Information given ::
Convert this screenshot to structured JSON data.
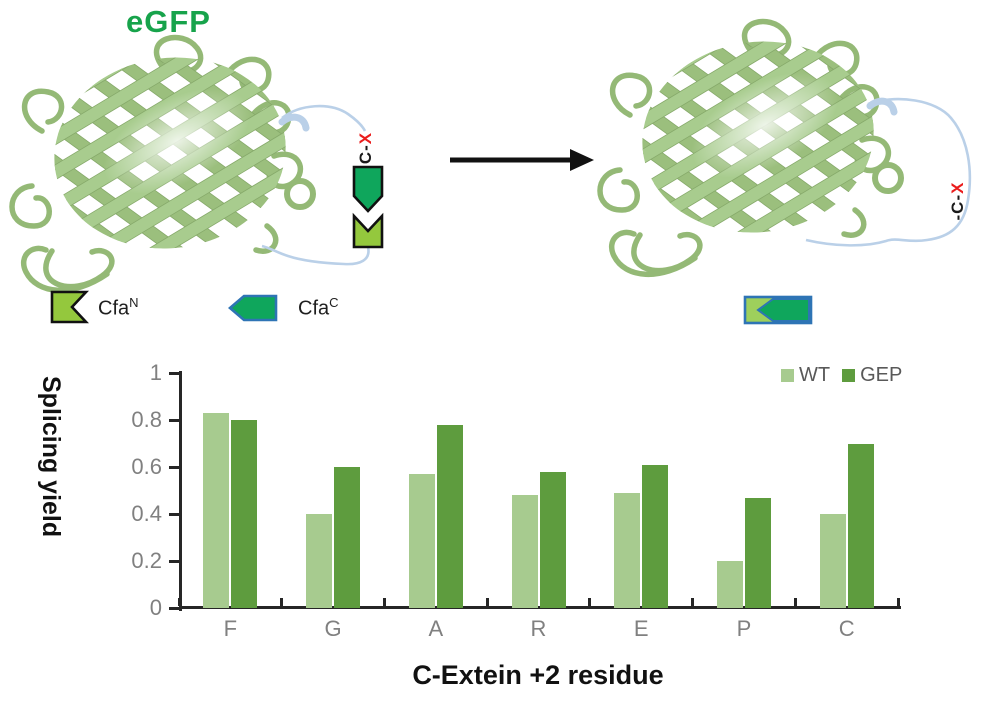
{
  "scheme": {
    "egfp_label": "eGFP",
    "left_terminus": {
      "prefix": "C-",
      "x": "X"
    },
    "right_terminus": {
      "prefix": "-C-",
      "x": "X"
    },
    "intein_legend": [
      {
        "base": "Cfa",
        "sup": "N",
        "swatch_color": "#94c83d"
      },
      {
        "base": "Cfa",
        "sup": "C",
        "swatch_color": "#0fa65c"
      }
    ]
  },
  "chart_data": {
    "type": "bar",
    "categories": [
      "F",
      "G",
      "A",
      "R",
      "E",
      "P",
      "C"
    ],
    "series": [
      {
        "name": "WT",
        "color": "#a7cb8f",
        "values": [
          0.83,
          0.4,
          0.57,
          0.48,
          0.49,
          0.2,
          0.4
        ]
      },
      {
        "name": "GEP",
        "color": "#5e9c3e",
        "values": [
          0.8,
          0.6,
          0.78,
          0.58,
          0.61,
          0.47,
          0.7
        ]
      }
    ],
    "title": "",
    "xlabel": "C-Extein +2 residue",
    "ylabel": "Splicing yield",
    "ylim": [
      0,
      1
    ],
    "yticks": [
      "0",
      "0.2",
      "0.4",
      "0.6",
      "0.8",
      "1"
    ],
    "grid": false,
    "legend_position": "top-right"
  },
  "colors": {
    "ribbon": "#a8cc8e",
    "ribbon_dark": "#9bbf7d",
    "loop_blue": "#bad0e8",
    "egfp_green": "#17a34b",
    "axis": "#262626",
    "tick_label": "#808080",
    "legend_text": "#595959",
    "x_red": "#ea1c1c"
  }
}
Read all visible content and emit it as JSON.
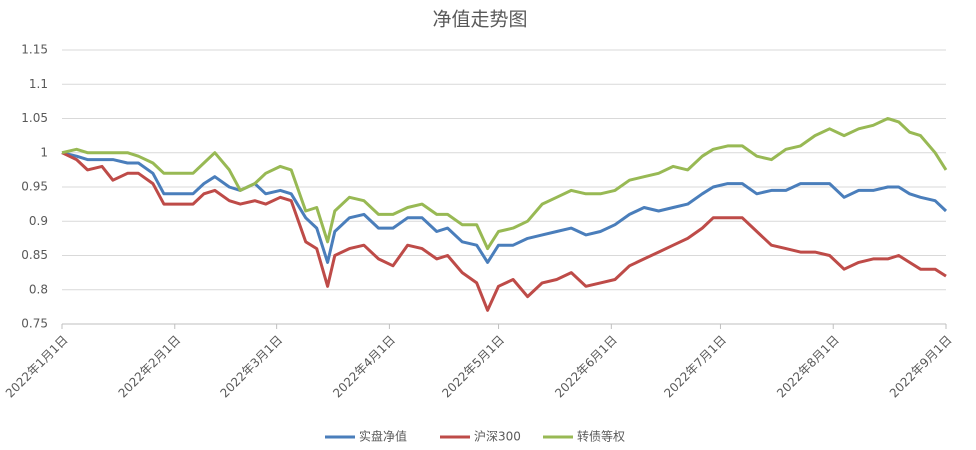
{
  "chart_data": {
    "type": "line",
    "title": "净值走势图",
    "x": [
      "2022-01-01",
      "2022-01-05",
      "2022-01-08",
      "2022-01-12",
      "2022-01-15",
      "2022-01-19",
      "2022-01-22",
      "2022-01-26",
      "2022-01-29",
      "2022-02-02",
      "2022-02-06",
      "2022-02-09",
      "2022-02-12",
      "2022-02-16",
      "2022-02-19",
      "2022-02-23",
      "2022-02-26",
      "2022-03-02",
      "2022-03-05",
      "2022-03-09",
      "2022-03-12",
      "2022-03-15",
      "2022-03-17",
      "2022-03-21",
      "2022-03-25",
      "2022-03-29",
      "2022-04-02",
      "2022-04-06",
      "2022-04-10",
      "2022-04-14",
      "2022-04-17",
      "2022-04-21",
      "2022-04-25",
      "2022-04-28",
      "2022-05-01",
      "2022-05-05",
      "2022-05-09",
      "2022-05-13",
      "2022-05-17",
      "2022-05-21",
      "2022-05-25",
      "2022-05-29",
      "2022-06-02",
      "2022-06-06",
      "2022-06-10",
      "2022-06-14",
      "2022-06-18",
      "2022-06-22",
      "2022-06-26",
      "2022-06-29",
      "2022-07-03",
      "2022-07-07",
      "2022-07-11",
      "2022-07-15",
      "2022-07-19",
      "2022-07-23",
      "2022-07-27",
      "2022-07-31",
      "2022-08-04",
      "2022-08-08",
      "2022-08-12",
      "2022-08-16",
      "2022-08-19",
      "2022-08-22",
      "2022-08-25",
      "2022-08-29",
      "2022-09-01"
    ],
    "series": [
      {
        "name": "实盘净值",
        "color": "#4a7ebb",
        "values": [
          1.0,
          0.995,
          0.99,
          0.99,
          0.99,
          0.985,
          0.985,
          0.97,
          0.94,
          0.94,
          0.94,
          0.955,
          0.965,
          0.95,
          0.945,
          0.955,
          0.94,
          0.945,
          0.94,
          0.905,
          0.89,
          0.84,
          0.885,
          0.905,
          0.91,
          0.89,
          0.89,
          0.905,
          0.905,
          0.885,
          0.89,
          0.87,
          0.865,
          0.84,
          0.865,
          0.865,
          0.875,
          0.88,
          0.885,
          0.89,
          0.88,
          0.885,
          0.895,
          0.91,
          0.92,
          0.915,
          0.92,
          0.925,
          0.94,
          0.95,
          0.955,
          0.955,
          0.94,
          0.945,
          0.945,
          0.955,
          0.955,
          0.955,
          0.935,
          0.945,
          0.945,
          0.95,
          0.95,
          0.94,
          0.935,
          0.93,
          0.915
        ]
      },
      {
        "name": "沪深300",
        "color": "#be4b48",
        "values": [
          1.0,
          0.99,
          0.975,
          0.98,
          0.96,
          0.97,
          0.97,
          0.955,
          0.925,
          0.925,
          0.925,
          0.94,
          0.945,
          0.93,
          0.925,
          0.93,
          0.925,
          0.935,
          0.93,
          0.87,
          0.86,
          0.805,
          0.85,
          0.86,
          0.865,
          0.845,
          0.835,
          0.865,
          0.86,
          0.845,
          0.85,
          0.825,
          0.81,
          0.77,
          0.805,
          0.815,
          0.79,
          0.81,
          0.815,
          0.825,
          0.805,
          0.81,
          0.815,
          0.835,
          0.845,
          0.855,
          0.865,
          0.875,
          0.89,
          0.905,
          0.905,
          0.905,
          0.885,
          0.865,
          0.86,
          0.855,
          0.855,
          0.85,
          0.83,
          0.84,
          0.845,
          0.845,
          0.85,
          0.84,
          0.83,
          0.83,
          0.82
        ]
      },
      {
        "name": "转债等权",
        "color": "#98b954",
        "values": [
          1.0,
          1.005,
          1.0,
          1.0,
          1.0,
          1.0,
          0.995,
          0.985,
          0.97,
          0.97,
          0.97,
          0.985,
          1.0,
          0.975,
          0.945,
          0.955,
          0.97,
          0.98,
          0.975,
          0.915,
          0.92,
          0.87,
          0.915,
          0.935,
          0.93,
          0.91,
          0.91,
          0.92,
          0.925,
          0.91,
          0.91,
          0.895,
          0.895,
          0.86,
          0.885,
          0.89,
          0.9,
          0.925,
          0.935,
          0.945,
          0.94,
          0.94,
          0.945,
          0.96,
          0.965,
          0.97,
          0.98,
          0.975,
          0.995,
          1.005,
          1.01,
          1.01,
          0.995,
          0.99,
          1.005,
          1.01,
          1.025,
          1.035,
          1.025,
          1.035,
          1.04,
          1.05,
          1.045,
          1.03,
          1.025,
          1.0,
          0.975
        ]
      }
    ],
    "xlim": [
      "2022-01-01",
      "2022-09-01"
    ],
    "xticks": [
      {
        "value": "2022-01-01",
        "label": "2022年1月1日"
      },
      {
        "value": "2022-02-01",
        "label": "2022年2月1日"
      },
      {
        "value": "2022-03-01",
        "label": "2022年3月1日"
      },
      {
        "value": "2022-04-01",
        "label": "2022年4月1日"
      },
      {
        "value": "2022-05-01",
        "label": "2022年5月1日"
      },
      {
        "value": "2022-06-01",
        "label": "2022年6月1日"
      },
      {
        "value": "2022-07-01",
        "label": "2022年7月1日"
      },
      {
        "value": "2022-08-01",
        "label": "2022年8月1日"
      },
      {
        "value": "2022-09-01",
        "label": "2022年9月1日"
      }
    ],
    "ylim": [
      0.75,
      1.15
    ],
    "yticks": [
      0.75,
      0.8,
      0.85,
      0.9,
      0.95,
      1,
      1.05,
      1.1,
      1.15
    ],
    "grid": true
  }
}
* * *
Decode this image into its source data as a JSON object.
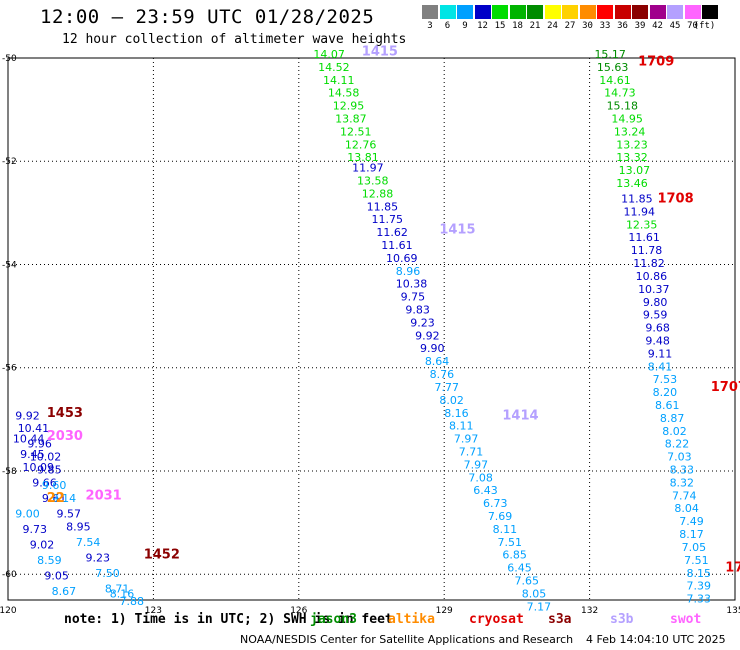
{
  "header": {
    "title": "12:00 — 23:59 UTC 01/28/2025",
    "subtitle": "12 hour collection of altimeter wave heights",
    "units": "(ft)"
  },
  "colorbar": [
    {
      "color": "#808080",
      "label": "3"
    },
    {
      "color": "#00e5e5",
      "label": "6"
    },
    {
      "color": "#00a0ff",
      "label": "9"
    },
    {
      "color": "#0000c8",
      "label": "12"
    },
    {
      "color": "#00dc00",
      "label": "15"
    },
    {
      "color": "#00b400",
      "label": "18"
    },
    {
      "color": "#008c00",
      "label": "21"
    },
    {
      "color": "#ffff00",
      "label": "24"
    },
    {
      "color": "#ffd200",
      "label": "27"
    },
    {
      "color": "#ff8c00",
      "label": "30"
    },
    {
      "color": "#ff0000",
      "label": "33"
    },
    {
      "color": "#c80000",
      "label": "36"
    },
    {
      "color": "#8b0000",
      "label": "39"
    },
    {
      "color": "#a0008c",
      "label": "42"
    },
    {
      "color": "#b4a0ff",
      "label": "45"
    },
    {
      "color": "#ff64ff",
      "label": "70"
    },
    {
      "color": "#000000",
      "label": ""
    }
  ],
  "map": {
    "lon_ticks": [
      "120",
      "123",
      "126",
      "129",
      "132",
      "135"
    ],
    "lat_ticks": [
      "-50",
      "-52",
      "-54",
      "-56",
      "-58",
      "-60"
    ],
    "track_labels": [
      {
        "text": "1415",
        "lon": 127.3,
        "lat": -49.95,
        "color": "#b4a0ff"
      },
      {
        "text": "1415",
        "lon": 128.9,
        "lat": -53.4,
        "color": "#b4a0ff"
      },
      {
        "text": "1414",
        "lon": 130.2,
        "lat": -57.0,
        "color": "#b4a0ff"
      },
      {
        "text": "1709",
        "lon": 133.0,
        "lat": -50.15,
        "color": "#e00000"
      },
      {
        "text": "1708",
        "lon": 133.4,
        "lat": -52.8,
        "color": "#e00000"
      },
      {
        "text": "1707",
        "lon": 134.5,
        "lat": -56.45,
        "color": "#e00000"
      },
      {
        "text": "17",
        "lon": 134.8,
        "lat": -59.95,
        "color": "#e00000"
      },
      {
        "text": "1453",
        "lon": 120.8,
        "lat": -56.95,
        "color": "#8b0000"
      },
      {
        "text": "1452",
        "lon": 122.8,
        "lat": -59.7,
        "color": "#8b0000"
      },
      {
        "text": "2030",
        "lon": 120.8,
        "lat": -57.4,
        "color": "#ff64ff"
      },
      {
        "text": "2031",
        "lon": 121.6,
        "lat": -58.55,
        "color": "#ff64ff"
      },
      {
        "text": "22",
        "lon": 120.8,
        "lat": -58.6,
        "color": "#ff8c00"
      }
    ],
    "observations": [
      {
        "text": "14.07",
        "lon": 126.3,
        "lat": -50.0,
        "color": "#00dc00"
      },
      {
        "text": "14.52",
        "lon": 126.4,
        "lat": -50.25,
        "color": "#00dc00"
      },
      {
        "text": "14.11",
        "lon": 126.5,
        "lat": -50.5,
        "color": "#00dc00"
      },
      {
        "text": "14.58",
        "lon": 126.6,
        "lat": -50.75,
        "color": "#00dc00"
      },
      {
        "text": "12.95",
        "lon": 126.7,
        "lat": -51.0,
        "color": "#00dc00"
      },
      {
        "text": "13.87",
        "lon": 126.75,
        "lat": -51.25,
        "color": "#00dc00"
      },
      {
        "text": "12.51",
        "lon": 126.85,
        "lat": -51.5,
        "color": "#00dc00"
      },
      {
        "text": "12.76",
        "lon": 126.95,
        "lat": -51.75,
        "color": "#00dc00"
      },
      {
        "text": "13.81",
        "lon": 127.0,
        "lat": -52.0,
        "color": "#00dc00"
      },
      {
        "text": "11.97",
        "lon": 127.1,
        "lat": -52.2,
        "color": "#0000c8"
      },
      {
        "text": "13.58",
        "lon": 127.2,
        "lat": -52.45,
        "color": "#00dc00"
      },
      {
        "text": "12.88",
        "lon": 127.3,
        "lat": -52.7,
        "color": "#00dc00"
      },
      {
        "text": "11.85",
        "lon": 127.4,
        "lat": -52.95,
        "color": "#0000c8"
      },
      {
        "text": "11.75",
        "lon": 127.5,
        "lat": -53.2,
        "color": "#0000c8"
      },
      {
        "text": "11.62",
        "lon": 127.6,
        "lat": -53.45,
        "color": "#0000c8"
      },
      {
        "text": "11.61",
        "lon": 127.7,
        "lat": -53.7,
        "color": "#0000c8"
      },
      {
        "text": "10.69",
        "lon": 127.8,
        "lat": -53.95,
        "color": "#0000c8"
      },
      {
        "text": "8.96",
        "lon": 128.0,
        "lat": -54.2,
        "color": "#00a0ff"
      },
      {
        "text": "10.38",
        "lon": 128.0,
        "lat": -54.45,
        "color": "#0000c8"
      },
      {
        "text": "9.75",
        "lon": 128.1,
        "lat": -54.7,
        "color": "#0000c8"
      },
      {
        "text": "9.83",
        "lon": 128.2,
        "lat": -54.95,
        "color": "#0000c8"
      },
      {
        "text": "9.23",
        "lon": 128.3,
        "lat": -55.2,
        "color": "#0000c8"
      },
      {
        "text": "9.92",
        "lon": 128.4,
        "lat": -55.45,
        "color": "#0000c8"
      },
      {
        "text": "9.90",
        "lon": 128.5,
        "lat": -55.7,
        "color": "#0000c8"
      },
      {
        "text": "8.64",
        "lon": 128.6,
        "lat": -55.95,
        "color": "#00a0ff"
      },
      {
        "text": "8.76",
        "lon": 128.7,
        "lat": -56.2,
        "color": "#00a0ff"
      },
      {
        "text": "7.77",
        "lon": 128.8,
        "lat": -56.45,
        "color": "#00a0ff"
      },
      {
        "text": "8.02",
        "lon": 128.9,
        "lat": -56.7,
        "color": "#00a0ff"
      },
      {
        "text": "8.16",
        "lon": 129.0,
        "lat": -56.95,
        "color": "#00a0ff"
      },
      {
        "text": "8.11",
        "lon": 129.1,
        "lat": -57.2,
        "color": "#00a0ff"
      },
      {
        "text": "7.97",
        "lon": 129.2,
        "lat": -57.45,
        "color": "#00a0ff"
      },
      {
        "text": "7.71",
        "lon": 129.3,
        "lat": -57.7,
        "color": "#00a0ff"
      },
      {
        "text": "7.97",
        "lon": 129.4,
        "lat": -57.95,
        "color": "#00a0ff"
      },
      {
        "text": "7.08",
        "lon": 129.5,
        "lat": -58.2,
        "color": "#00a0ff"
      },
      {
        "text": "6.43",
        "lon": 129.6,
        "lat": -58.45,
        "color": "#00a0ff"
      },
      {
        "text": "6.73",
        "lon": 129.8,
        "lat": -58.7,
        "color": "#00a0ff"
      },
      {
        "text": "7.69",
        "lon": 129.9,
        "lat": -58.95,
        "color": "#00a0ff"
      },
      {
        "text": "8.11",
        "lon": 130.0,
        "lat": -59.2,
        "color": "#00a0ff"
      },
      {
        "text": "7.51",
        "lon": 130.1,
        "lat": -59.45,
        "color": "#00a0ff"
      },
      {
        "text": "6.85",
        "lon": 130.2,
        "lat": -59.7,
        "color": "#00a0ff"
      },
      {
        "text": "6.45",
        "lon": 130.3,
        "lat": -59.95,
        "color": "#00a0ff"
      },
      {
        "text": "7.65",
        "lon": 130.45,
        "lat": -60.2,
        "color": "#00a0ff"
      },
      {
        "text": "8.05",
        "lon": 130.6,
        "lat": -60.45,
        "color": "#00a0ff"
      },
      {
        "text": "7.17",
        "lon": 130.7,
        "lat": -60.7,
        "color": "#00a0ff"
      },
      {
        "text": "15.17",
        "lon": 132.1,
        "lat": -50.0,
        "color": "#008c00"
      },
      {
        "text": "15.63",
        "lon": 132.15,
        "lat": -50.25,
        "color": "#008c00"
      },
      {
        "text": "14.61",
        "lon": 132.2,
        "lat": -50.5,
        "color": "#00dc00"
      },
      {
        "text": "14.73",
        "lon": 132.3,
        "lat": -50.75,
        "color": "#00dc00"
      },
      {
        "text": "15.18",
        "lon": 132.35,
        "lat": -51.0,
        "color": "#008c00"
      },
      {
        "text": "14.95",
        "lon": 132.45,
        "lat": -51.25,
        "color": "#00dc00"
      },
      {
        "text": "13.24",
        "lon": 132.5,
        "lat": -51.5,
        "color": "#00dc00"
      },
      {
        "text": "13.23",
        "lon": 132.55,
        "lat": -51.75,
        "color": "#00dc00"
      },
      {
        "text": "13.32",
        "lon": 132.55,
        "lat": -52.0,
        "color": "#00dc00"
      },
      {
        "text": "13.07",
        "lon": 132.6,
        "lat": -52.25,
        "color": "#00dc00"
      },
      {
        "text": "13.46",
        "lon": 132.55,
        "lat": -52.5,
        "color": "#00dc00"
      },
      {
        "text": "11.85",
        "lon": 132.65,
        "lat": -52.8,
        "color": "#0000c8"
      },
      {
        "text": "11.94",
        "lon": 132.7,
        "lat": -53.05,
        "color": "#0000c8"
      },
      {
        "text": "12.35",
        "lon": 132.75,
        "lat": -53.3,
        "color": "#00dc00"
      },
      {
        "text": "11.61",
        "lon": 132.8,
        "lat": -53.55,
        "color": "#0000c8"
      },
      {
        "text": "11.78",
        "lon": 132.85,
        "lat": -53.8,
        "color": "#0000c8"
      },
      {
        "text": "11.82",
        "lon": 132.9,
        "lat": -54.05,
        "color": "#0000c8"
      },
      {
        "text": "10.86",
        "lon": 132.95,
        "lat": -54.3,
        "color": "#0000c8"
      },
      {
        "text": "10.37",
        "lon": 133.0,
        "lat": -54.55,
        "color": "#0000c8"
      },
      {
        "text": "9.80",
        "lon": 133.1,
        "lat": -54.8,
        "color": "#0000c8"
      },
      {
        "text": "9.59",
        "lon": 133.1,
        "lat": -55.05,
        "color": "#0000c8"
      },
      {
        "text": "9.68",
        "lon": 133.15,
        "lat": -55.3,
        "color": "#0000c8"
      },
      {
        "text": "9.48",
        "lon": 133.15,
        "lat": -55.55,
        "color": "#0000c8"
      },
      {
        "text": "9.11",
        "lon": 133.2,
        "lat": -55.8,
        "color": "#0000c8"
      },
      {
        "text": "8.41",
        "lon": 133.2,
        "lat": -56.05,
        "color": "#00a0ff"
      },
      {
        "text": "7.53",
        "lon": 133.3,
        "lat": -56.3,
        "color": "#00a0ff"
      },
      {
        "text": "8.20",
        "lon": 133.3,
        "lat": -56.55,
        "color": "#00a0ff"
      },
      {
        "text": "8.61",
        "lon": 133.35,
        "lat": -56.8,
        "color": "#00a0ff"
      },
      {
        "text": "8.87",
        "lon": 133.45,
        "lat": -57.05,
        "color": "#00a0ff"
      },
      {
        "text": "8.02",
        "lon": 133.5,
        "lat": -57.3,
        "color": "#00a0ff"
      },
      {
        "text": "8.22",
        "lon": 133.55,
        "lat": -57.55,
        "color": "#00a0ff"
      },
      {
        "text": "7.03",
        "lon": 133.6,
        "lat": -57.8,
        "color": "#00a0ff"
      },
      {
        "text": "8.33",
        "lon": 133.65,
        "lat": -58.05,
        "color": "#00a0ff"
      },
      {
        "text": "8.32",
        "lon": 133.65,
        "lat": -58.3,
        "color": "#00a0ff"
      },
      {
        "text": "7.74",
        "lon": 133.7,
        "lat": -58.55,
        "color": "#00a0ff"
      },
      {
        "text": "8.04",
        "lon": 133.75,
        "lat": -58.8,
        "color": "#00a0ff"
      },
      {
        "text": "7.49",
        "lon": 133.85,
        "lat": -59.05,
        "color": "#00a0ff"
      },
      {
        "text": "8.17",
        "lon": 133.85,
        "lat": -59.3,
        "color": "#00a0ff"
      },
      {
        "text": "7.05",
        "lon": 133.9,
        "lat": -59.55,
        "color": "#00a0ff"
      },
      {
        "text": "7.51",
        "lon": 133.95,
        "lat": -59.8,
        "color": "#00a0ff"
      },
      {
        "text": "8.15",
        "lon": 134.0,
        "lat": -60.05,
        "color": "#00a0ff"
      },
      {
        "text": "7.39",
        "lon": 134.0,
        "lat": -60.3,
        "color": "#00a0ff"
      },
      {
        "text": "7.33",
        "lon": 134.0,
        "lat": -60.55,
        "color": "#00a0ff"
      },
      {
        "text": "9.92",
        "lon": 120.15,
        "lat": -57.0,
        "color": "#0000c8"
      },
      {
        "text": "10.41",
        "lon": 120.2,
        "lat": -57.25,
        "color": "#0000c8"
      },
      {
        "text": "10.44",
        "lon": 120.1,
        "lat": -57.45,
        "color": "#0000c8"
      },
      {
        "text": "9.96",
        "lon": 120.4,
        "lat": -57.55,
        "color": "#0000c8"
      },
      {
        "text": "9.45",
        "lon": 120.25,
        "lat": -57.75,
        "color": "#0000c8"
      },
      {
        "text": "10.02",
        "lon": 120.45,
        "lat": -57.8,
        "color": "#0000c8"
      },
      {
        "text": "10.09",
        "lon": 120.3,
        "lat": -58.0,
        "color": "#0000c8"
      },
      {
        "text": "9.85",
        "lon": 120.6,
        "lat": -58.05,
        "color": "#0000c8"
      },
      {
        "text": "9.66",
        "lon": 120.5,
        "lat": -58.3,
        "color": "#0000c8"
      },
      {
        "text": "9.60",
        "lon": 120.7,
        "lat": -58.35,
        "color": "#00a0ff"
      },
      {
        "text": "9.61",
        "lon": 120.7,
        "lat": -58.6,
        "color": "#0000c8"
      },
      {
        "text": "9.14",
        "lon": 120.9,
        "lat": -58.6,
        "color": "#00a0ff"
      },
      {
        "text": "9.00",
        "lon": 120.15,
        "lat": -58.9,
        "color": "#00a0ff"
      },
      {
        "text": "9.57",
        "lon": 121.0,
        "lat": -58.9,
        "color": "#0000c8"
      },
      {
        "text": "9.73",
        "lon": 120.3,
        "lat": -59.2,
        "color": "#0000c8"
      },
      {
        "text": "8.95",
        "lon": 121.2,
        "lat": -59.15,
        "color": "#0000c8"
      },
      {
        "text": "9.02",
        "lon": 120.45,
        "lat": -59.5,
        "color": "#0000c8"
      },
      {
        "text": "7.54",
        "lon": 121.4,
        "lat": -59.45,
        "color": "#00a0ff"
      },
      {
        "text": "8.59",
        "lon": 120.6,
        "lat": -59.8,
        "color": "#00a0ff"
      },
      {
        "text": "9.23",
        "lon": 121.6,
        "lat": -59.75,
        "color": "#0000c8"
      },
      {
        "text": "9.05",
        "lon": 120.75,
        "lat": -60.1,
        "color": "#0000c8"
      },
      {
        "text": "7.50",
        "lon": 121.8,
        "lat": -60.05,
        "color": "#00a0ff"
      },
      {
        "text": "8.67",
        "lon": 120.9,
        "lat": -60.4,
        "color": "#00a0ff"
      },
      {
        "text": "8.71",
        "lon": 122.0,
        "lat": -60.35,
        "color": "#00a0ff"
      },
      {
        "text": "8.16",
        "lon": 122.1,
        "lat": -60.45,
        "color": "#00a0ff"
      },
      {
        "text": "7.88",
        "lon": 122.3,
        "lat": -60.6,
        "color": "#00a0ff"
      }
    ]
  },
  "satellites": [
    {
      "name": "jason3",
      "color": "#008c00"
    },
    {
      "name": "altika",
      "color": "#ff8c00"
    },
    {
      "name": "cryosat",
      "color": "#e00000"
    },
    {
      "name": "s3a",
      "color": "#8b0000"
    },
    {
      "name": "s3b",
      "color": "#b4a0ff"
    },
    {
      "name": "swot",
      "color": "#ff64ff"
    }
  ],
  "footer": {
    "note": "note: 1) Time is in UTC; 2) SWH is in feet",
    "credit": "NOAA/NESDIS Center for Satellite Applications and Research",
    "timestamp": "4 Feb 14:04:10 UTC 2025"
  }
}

What you will do :: Only the number is wanted: count the lines of the records that hold the word "name".

Task solution :: 11